Print all the data, keeping every line exactly as it is.

[START Listed entries]

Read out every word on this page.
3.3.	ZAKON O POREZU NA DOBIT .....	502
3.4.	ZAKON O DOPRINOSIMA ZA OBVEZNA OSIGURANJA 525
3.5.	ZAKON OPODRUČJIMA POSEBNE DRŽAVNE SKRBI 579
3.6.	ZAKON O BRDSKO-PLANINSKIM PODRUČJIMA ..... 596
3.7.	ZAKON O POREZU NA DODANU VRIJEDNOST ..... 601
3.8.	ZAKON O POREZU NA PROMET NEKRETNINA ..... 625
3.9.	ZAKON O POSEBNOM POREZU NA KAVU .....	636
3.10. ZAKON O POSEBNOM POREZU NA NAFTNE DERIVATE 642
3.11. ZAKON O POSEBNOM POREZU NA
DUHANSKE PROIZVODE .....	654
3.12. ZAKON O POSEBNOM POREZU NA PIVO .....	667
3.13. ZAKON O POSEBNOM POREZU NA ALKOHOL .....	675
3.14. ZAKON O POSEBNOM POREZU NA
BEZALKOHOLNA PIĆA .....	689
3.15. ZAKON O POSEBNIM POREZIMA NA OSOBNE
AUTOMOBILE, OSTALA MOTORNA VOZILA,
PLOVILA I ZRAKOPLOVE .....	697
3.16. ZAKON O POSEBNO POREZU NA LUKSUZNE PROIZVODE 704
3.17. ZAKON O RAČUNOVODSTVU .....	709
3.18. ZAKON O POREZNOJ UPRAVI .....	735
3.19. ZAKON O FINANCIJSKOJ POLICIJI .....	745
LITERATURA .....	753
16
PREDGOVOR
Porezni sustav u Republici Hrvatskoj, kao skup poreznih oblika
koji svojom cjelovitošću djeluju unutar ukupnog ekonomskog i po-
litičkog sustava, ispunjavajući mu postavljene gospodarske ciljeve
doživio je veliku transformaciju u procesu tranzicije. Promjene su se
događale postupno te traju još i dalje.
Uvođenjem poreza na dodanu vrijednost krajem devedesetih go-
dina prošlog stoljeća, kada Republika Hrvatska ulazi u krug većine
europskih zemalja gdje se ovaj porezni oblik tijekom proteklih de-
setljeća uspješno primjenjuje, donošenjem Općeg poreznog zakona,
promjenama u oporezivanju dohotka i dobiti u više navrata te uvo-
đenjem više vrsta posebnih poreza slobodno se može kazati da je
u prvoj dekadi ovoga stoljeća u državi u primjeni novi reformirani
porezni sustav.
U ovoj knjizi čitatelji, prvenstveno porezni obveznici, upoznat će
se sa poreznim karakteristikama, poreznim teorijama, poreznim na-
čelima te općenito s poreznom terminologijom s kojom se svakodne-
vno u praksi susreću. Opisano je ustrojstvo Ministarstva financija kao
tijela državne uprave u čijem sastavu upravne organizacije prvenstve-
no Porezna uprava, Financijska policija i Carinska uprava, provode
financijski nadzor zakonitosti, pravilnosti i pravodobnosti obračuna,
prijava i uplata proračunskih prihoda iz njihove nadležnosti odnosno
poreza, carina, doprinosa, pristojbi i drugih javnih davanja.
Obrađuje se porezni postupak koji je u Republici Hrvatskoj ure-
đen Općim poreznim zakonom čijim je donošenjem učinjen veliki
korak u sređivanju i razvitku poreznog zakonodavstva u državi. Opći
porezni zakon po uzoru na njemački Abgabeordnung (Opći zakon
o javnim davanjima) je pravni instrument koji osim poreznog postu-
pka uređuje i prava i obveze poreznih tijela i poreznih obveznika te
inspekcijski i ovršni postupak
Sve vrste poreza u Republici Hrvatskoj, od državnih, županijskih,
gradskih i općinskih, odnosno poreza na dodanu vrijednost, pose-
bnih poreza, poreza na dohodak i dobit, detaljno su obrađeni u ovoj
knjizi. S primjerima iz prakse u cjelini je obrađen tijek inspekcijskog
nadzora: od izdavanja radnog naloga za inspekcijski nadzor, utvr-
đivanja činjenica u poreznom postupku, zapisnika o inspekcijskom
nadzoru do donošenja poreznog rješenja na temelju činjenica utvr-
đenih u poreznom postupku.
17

[END Listed entries]

(Task result)
Read out every word on this page.
3.3.	ZAKON O POREZU NA DOBIT .....	502
3.4.	ZAKON O DOPRINOSIMA ZA OBVEZNA OSIGURANJA 525
3.5.	ZAKON OPODRUČJIMA POSEBNE DRŽAVNE SKRBI 579
3.6.	ZAKON O BRDSKO-PLANINSKIM PODRUČJIMA ..... 596
3.7.	ZAKON O POREZU NA DODANU VRIJEDNOST ..... 601
3.8.	ZAKON O POREZU NA PROMET NEKRETNINA ..... 625
3.9.	ZAKON O POSEBNOM POREZU NA KAVU .....	636
3.10. ZAKON O POSEBNOM POREZU NA NAFTNE DERIVATE 642
3.11. ZAKON O POSEBNOM POREZU NA
DUHANSKE PROIZVODE .....	654
3.12. ZAKON O POSEBNOM POREZU NA PIVO .....	667
3.13. ZAKON O POSEBNOM POREZU NA ALKOHOL .....	675
3.14. ZAKON O POSEBNOM POREZU NA
BEZALKOHOLNA PIĆA .....	689
3.15. ZAKON O POSEBNIM POREZIMA NA OSOBNE
AUTOMOBILE, OSTALA MOTORNA VOZILA,
PLOVILA I ZRAKOPLOVE .....	697
3.16. ZAKON O POSEBNO POREZU NA LUKSUZNE PROIZVODE 704
3.17. ZAKON O RAČUNOVODSTVU .....	709
3.18. ZAKON O POREZNOJ UPRAVI .....	735
3.19. ZAKON O FINANCIJSKOJ POLICIJI .....	745
LITERATURA .....	753
16
PREDGOVOR
Porezni sustav u Republici Hrvatskoj, kao skup poreznih oblika
koji svojom cjelovitošću djeluju unutar ukupnog ekonomskog i po-
litičkog sustava, ispunjavajući mu postavljene gospodarske ciljeve
doživio je veliku transformaciju u procesu tranzicije. Promjene su se
događale postupno te traju još i dalje.
Uvođenjem poreza na dodanu vrijednost krajem devedesetih go-
dina prošlog stoljeća, kada Republika Hrvatska ulazi u krug većine
europskih zemalja gdje se ovaj porezni oblik tijekom proteklih de-
setljeća uspješno primjenjuje, donošenjem Općeg poreznog zakona,
promjenama u oporezivanju dohotka i dobiti u više navrata te uvo-
đenjem više vrsta posebnih poreza slobodno se može kazati da je
u prvoj dekadi ovoga stoljeća u državi u primjeni novi reformirani
porezni sustav.
U ovoj knjizi čitatelji, prvenstveno porezni obveznici, upoznat će
se sa poreznim karakteristikama, poreznim teorijama, poreznim na-
čelima te općenito s poreznom terminologijom s kojom se svakodne-
vno u praksi susreću. Opisano je ustrojstvo Ministarstva financija kao
tijela državne uprave u čijem sastavu upravne organizacije prvenstve-
no Porezna uprava, Financijska policija i Carinska uprava, provode
financijski nadzor zakonitosti, pravilnosti i pravodobnosti obračuna,
prijava i uplata proračunskih prihoda iz njihove nadležnosti odnosno
poreza, carina, doprinosa, pristojbi i drugih javnih davanja.
Obrađuje se porezni postupak koji je u Republici Hrvatskoj ure-
đen Općim poreznim zakonom čijim je donošenjem učinjen veliki
korak u sređivanju i razvitku poreznog zakonodavstva u državi. Opći
porezni zakon po uzoru na njemački Abgabeordnung (Opći zakon
o javnim davanjima) je pravni instrument koji osim poreznog postu-
pka uređuje i prava i obveze poreznih tijela i poreznih obveznika te
inspekcijski i ovršni postupak
Sve vrste poreza u Republici Hrvatskoj, od državnih, županijskih,
gradskih i općinskih, odnosno poreza na dodanu vrijednost, pose-
bnih poreza, poreza na dohodak i dobit, detaljno su obrađeni u ovoj
knjizi. S primjerima iz prakse u cjelini je obrađen tijek inspekcijskog
nadzora: od izdavanja radnog naloga za inspekcijski nadzor, utvr-
đivanja činjenica u poreznom postupku, zapisnika o inspekcijskom
nadzoru do donošenja poreznog rješenja na temelju činjenica utvr-
đenih u poreznom postupku.
17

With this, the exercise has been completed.